WHAT YOU WILL DO =>
Retype every line of the listing below word for word, leaving out the pictures.

Box annotation data:
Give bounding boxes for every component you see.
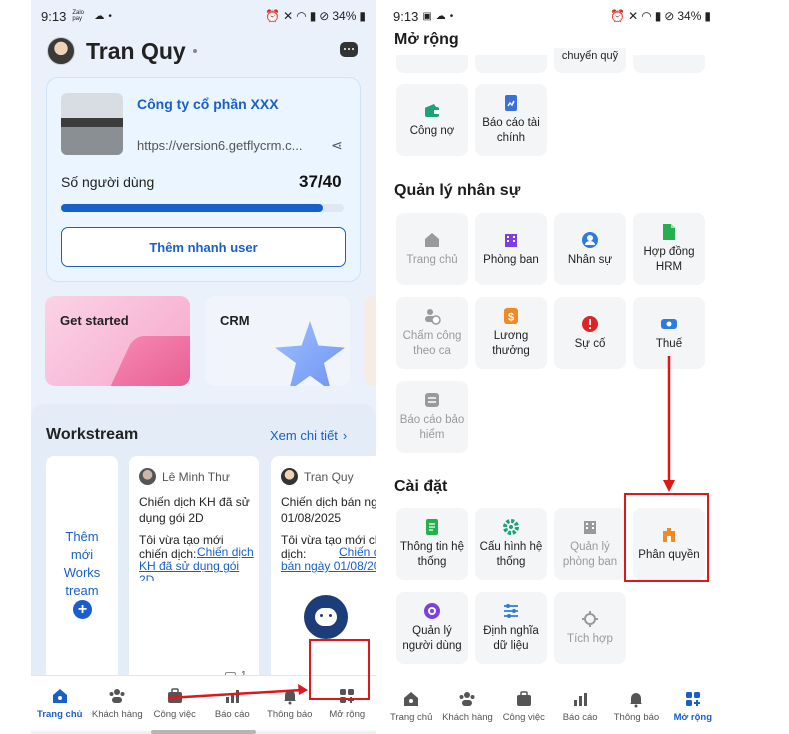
tile-sliders[interactable]: Định nghĩa dữ liệu bbox=[475, 592, 547, 664]
tile-wallet[interactable]: Công nợ bbox=[396, 84, 468, 156]
tile-dollar[interactable]: $ Lương thưởng bbox=[475, 297, 547, 369]
gear-icon bbox=[502, 518, 520, 536]
tile-label: Tích hợp bbox=[567, 632, 613, 645]
partial-tile-label: chuyển quỹ bbox=[561, 50, 619, 62]
tile-label: Quản lý phòng ban bbox=[562, 541, 618, 568]
page-title: Mở rộng bbox=[394, 31, 459, 48]
partial-tile[interactable] bbox=[475, 55, 547, 73]
tile-label: Quản lý người dùng bbox=[402, 625, 462, 652]
nav-reports[interactable]: Báo cáo bbox=[552, 678, 608, 734]
home-icon bbox=[423, 231, 441, 249]
tax-icon bbox=[660, 315, 678, 333]
partial-tile[interactable] bbox=[633, 55, 705, 73]
cloud-icon: ☁ bbox=[435, 10, 446, 22]
user-icon bbox=[581, 231, 599, 249]
status-bar: 9:13 ▣ ☁ • ⏰ ✕ ◠ ▮ ⊘ 34% ▮ bbox=[383, 0, 721, 32]
briefcase-icon bbox=[516, 690, 531, 706]
alarm-icon: ⏰ bbox=[610, 9, 626, 23]
section-title-settings: Cài đặt bbox=[394, 478, 448, 495]
wifi-icon: ◠ bbox=[641, 9, 652, 23]
expand-screen: 9:13 ▣ ☁ • ⏰ ✕ ◠ ▮ ⊘ 34% ▮ Mở rộng chuyể… bbox=[383, 0, 721, 734]
tile-label: Định nghĩa dữ liệu bbox=[483, 625, 539, 652]
tile-label: Trang chủ bbox=[406, 253, 458, 266]
document-icon bbox=[660, 223, 678, 241]
clock-user-icon bbox=[423, 307, 441, 325]
tile-label: Thuế bbox=[655, 337, 683, 350]
tile-home[interactable]: Trang chủ bbox=[396, 213, 468, 285]
tile-report[interactable]: Báo cáo tài chính bbox=[475, 84, 547, 156]
tile-building[interactable]: Phòng ban bbox=[475, 213, 547, 285]
nav-label: Trang chủ bbox=[389, 711, 433, 723]
grid-icon bbox=[685, 691, 700, 706]
tile-label: Chấm công theo ca bbox=[402, 330, 462, 357]
notification-dot-icon: • bbox=[449, 10, 454, 22]
tile-label: Báo cáo tài chính bbox=[482, 117, 540, 144]
home-icon bbox=[404, 691, 419, 706]
nav-notifications[interactable]: Thông báo bbox=[608, 678, 664, 734]
tile-building[interactable]: Quản lý phòng ban bbox=[554, 508, 626, 580]
nav-label: Báo cáo bbox=[562, 711, 598, 723]
tile-label: Sự cố bbox=[574, 337, 606, 350]
tile-label: Nhân sự bbox=[567, 253, 613, 266]
annotation-box-permission bbox=[624, 493, 709, 582]
nav-label: Khách hàng bbox=[442, 711, 493, 723]
signal-icon: ▮ bbox=[654, 9, 662, 23]
tile-clock-user[interactable]: Chấm công theo ca bbox=[396, 297, 468, 369]
tile-label: Phòng ban bbox=[483, 253, 539, 266]
tile-user-manage[interactable]: Quản lý người dùng bbox=[396, 592, 468, 664]
dollar-icon: $ bbox=[502, 307, 520, 325]
nav-tasks[interactable]: Công việc bbox=[496, 678, 552, 734]
tile-gear[interactable]: Cấu hình hệ thống bbox=[475, 508, 547, 580]
nav-label: Thông báo bbox=[613, 711, 660, 723]
tile-info-doc[interactable]: Thông tin hệ thống bbox=[396, 508, 468, 580]
nav-customers[interactable]: Khách hàng bbox=[439, 678, 495, 734]
nav-more[interactable]: Mở rộng bbox=[665, 678, 721, 734]
partial-tile[interactable]: chuyển quỹ bbox=[554, 48, 626, 73]
tile-label: Thông tin hệ thống bbox=[400, 541, 464, 568]
building-icon bbox=[502, 231, 520, 249]
nav-label: Mở rộng bbox=[673, 711, 713, 723]
info-doc-icon bbox=[423, 518, 441, 536]
people-icon bbox=[459, 691, 475, 706]
tile-user[interactable]: Nhân sự bbox=[554, 213, 626, 285]
sliders-icon bbox=[502, 602, 520, 620]
tile-alert[interactable]: Sự cố bbox=[554, 297, 626, 369]
battery-icon: ▮ bbox=[704, 9, 711, 23]
tile-label: Lương thưởng bbox=[492, 330, 530, 357]
building-icon bbox=[581, 518, 599, 536]
alert-icon bbox=[581, 315, 599, 333]
no-sim-icon: ⊘ bbox=[664, 9, 675, 23]
nav-home[interactable]: Trang chủ bbox=[383, 678, 439, 734]
tile-integration[interactable]: Tích hợp bbox=[554, 592, 626, 664]
bell-icon bbox=[630, 692, 643, 707]
tile-label: Báo cáo bảo hiểm bbox=[399, 414, 465, 441]
integration-icon bbox=[581, 610, 599, 628]
image-icon: ▣ bbox=[422, 10, 432, 22]
mute-icon: ✕ bbox=[628, 9, 639, 23]
battery-level: 34% bbox=[677, 9, 702, 23]
bottom-nav: Trang chủ Khách hàng Công việc Báo cáo T… bbox=[383, 678, 721, 734]
tile-checklist[interactable]: Báo cáo bảo hiểm bbox=[396, 381, 468, 453]
section-title-hr: Quản lý nhân sự bbox=[394, 182, 521, 199]
tile-label: Cấu hình hệ thống bbox=[479, 541, 543, 568]
report-icon bbox=[502, 94, 520, 112]
svg-text:$: $ bbox=[508, 312, 514, 324]
chart-icon bbox=[574, 692, 588, 706]
checklist-icon bbox=[423, 391, 441, 409]
user-manage-icon bbox=[423, 602, 441, 620]
tile-label: Hợp đồng HRM bbox=[643, 246, 695, 273]
wallet-icon bbox=[423, 102, 441, 120]
partial-tile[interactable] bbox=[396, 55, 468, 73]
tile-tax[interactable]: Thuế bbox=[633, 297, 705, 369]
status-time: 9:13 bbox=[393, 8, 419, 24]
tile-document[interactable]: Hợp đồng HRM bbox=[633, 213, 705, 285]
nav-label: Công việc bbox=[502, 711, 545, 723]
tile-label: Công nợ bbox=[409, 124, 455, 137]
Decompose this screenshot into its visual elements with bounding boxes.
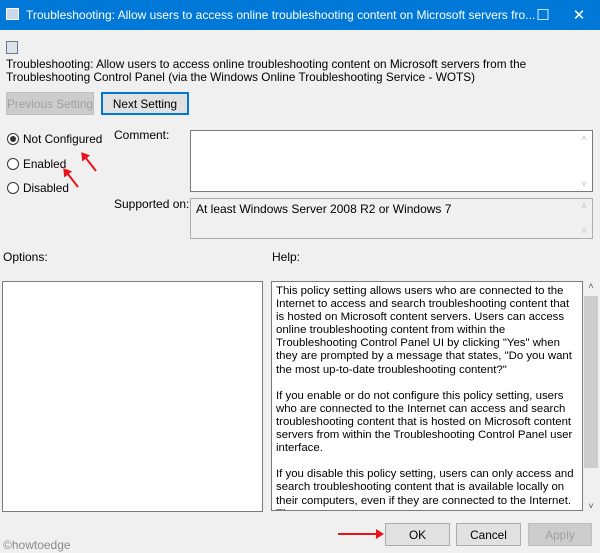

EXERCISE RESULT =>
Give bounding boxes for every component you see.
tile-sliders[interactable]: Định nghĩa dữ liệu bbox=[475, 592, 547, 664]
tile-wallet[interactable]: Công nợ bbox=[396, 84, 468, 156]
tile-dollar[interactable]: $ Lương thưởng bbox=[475, 297, 547, 369]
gear-icon bbox=[502, 518, 520, 536]
tile-label: Tích hợp bbox=[567, 632, 613, 645]
partial-tile-label: chuyển quỹ bbox=[561, 50, 619, 62]
tile-label: Quản lý phòng ban bbox=[562, 541, 618, 568]
page-title: Mở rộng bbox=[394, 31, 459, 48]
partial-tile[interactable] bbox=[475, 55, 547, 73]
tile-label: Quản lý người dùng bbox=[402, 625, 462, 652]
nav-reports[interactable]: Báo cáo bbox=[552, 678, 608, 734]
home-icon bbox=[423, 231, 441, 249]
tax-icon bbox=[660, 315, 678, 333]
partial-tile[interactable] bbox=[633, 55, 705, 73]
cloud-icon: ☁ bbox=[435, 10, 446, 22]
user-icon bbox=[581, 231, 599, 249]
status-bar: 9:13 ▣ ☁ • ⏰ ✕ ◠ ▮ ⊘ 34% ▮ bbox=[383, 0, 721, 32]
briefcase-icon bbox=[516, 690, 531, 706]
alarm-icon: ⏰ bbox=[610, 9, 626, 23]
section-title-settings: Cài đặt bbox=[394, 478, 448, 495]
wifi-icon: ◠ bbox=[641, 9, 652, 23]
expand-screen: 9:13 ▣ ☁ • ⏰ ✕ ◠ ▮ ⊘ 34% ▮ Mở rộng chuyể… bbox=[383, 0, 721, 734]
tile-label: Định nghĩa dữ liệu bbox=[483, 625, 539, 652]
tile-label: Trang chủ bbox=[406, 253, 458, 266]
document-icon bbox=[660, 223, 678, 241]
clock-user-icon bbox=[423, 307, 441, 325]
tile-label: Thuế bbox=[655, 337, 683, 350]
tile-home[interactable]: Trang chủ bbox=[396, 213, 468, 285]
tile-report[interactable]: Báo cáo tài chính bbox=[475, 84, 547, 156]
tile-building[interactable]: Phòng ban bbox=[475, 213, 547, 285]
nav-label: Trang chủ bbox=[389, 711, 433, 723]
grid-icon bbox=[685, 691, 700, 706]
tile-label: Chấm công theo ca bbox=[402, 330, 462, 357]
notification-dot-icon: • bbox=[449, 10, 454, 22]
tile-label: Báo cáo tài chính bbox=[482, 117, 540, 144]
home-icon bbox=[404, 691, 419, 706]
nav-notifications[interactable]: Thông báo bbox=[608, 678, 664, 734]
tile-building[interactable]: Quản lý phòng ban bbox=[554, 508, 626, 580]
nav-label: Báo cáo bbox=[562, 711, 598, 723]
tile-label: Sự cố bbox=[574, 337, 606, 350]
tile-label: Nhân sự bbox=[567, 253, 613, 266]
annotation-box-permission bbox=[624, 493, 709, 582]
nav-label: Khách hàng bbox=[442, 711, 493, 723]
signal-icon: ▮ bbox=[654, 9, 662, 23]
tile-clock-user[interactable]: Chấm công theo ca bbox=[396, 297, 468, 369]
tile-label: Phòng ban bbox=[483, 253, 539, 266]
tile-user-manage[interactable]: Quản lý người dùng bbox=[396, 592, 468, 664]
dollar-icon: $ bbox=[502, 307, 520, 325]
nav-tasks[interactable]: Công việc bbox=[496, 678, 552, 734]
tile-gear[interactable]: Cấu hình hệ thống bbox=[475, 508, 547, 580]
nav-label: Thông báo bbox=[613, 711, 660, 723]
tile-info-doc[interactable]: Thông tin hệ thống bbox=[396, 508, 468, 580]
nav-customers[interactable]: Khách hàng bbox=[439, 678, 495, 734]
nav-more[interactable]: Mở rộng bbox=[665, 678, 721, 734]
partial-tile[interactable]: chuyển quỹ bbox=[554, 48, 626, 73]
tile-label: Thông tin hệ thống bbox=[400, 541, 464, 568]
building-icon bbox=[502, 231, 520, 249]
nav-label: Mở rộng bbox=[673, 711, 713, 723]
info-doc-icon bbox=[423, 518, 441, 536]
people-icon bbox=[459, 691, 475, 706]
tile-user[interactable]: Nhân sự bbox=[554, 213, 626, 285]
sliders-icon bbox=[502, 602, 520, 620]
tile-alert[interactable]: Sự cố bbox=[554, 297, 626, 369]
battery-icon: ▮ bbox=[704, 9, 711, 23]
tile-label: Lương thưởng bbox=[492, 330, 530, 357]
building-icon bbox=[581, 518, 599, 536]
alert-icon bbox=[581, 315, 599, 333]
no-sim-icon: ⊘ bbox=[664, 9, 675, 23]
nav-home[interactable]: Trang chủ bbox=[383, 678, 439, 734]
tile-integration[interactable]: Tích hợp bbox=[554, 592, 626, 664]
bell-icon bbox=[630, 692, 643, 707]
tile-label: Báo cáo bảo hiểm bbox=[399, 414, 465, 441]
integration-icon bbox=[581, 610, 599, 628]
image-icon: ▣ bbox=[422, 10, 432, 22]
mute-icon: ✕ bbox=[628, 9, 639, 23]
battery-level: 34% bbox=[677, 9, 702, 23]
bottom-nav: Trang chủ Khách hàng Công việc Báo cáo T… bbox=[383, 678, 721, 734]
tile-checklist[interactable]: Báo cáo bảo hiểm bbox=[396, 381, 468, 453]
section-title-hr: Quản lý nhân sự bbox=[394, 182, 521, 199]
tile-label: Cấu hình hệ thống bbox=[479, 541, 543, 568]
report-icon bbox=[502, 94, 520, 112]
svg-text:$: $ bbox=[508, 312, 514, 324]
chart-icon bbox=[574, 692, 588, 706]
checklist-icon bbox=[423, 391, 441, 409]
user-manage-icon bbox=[423, 602, 441, 620]
tile-label: Hợp đồng HRM bbox=[643, 246, 695, 273]
wallet-icon bbox=[423, 102, 441, 120]
partial-tile[interactable] bbox=[396, 55, 468, 73]
tile-tax[interactable]: Thuế bbox=[633, 297, 705, 369]
status-time: 9:13 bbox=[393, 8, 419, 24]
tile-document[interactable]: Hợp đồng HRM bbox=[633, 213, 705, 285]
nav-label: Công việc bbox=[502, 711, 545, 723]
tile-label: Công nợ bbox=[409, 124, 455, 137]
Decompose this screenshot into its visual elements with bounding boxes.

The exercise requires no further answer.